Required work: Read the data and repeat all of it exactly.

Extracted entries:
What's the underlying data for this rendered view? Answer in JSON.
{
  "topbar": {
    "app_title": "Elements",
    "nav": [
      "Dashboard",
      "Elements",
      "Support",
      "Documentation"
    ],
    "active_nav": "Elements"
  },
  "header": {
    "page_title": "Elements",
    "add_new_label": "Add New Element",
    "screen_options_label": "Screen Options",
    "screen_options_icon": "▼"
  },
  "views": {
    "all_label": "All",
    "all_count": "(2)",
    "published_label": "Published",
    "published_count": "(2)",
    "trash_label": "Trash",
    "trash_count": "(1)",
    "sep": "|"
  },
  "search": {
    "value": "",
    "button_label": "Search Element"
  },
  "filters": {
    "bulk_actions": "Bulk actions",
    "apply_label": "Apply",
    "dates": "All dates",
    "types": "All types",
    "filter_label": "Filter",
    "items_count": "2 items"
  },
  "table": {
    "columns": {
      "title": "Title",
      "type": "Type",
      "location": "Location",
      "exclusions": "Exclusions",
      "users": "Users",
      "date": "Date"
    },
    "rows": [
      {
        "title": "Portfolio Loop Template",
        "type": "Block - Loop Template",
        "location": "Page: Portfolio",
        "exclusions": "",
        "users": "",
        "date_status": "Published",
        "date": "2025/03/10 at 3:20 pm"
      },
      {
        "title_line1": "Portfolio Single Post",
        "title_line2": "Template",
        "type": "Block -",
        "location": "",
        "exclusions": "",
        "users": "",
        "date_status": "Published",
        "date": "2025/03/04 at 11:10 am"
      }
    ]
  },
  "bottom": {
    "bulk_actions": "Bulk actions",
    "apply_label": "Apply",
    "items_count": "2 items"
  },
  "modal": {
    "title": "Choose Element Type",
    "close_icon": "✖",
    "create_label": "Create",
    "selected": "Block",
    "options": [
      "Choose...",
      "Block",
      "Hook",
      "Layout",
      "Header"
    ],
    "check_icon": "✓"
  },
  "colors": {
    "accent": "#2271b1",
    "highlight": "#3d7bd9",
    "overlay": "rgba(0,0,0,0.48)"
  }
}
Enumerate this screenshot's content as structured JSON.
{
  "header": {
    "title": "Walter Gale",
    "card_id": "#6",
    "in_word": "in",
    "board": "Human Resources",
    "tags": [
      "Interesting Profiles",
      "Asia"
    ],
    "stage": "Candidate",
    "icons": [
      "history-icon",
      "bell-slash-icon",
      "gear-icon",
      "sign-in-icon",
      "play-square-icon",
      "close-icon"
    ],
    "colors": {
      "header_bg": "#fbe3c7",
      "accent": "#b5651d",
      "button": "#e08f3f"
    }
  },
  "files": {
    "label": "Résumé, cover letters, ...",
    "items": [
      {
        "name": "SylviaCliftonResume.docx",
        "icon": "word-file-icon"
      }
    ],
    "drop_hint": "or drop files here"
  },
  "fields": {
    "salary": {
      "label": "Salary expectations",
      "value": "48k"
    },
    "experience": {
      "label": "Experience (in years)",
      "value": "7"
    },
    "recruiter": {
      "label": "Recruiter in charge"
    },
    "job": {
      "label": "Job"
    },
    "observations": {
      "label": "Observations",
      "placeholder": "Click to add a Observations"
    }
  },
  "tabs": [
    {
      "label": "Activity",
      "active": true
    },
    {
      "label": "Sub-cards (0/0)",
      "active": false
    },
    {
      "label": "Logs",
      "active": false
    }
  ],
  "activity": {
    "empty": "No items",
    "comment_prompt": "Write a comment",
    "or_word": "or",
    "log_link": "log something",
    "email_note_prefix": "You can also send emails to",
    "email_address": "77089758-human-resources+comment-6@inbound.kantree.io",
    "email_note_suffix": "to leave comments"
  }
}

Answer in full:
What's the underlying data for this rendered view? Answer in JSON.
{
  "topbar": {
    "app_title": "Elements",
    "nav": [
      "Dashboard",
      "Elements",
      "Support",
      "Documentation"
    ],
    "active_nav": "Elements"
  },
  "header": {
    "page_title": "Elements",
    "add_new_label": "Add New Element",
    "screen_options_label": "Screen Options",
    "screen_options_icon": "▼"
  },
  "views": {
    "all_label": "All",
    "all_count": "(2)",
    "published_label": "Published",
    "published_count": "(2)",
    "trash_label": "Trash",
    "trash_count": "(1)",
    "sep": "|"
  },
  "search": {
    "value": "",
    "button_label": "Search Element"
  },
  "filters": {
    "bulk_actions": "Bulk actions",
    "apply_label": "Apply",
    "dates": "All dates",
    "types": "All types",
    "filter_label": "Filter",
    "items_count": "2 items"
  },
  "table": {
    "columns": {
      "title": "Title",
      "type": "Type",
      "location": "Location",
      "exclusions": "Exclusions",
      "users": "Users",
      "date": "Date"
    },
    "rows": [
      {
        "title": "Portfolio Loop Template",
        "type": "Block - Loop Template",
        "location": "Page: Portfolio",
        "exclusions": "",
        "users": "",
        "date_status": "Published",
        "date": "2025/03/10 at 3:20 pm"
      },
      {
        "title_line1": "Portfolio Single Post",
        "title_line2": "Template",
        "type": "Block -",
        "location": "",
        "exclusions": "",
        "users": "",
        "date_status": "Published",
        "date": "2025/03/04 at 11:10 am"
      }
    ]
  },
  "bottom": {
    "bulk_actions": "Bulk actions",
    "apply_label": "Apply",
    "items_count": "2 items"
  },
  "modal": {
    "title": "Choose Element Type",
    "close_icon": "✖",
    "create_label": "Create",
    "selected": "Block",
    "options": [
      "Choose...",
      "Block",
      "Hook",
      "Layout",
      "Header"
    ],
    "check_icon": "✓"
  },
  "colors": {
    "accent": "#2271b1",
    "highlight": "#3d7bd9",
    "overlay": "rgba(0,0,0,0.48)"
  }
}
Enumerate this screenshot's content as structured JSON.
{
  "header": {
    "title": "Walter Gale",
    "card_id": "#6",
    "in_word": "in",
    "board": "Human Resources",
    "tags": [
      "Interesting Profiles",
      "Asia"
    ],
    "stage": "Candidate",
    "icons": [
      "history-icon",
      "bell-slash-icon",
      "gear-icon",
      "sign-in-icon",
      "play-square-icon",
      "close-icon"
    ],
    "colors": {
      "header_bg": "#fbe3c7",
      "accent": "#b5651d",
      "button": "#e08f3f"
    }
  },
  "files": {
    "label": "Résumé, cover letters, ...",
    "items": [
      {
        "name": "SylviaCliftonResume.docx",
        "icon": "word-file-icon"
      }
    ],
    "drop_hint": "or drop files here"
  },
  "fields": {
    "salary": {
      "label": "Salary expectations",
      "value": "48k"
    },
    "experience": {
      "label": "Experience (in years)",
      "value": "7"
    },
    "recruiter": {
      "label": "Recruiter in charge"
    },
    "job": {
      "label": "Job"
    },
    "observations": {
      "label": "Observations",
      "placeholder": "Click to add a Observations"
    }
  },
  "tabs": [
    {
      "label": "Activity",
      "active": true
    },
    {
      "label": "Sub-cards (0/0)",
      "active": false
    },
    {
      "label": "Logs",
      "active": false
    }
  ],
  "activity": {
    "empty": "No items",
    "comment_prompt": "Write a comment",
    "or_word": "or",
    "log_link": "log something",
    "email_note_prefix": "You can also send emails to",
    "email_address": "77089758-human-resources+comment-6@inbound.kantree.io",
    "email_note_suffix": "to leave comments"
  }
}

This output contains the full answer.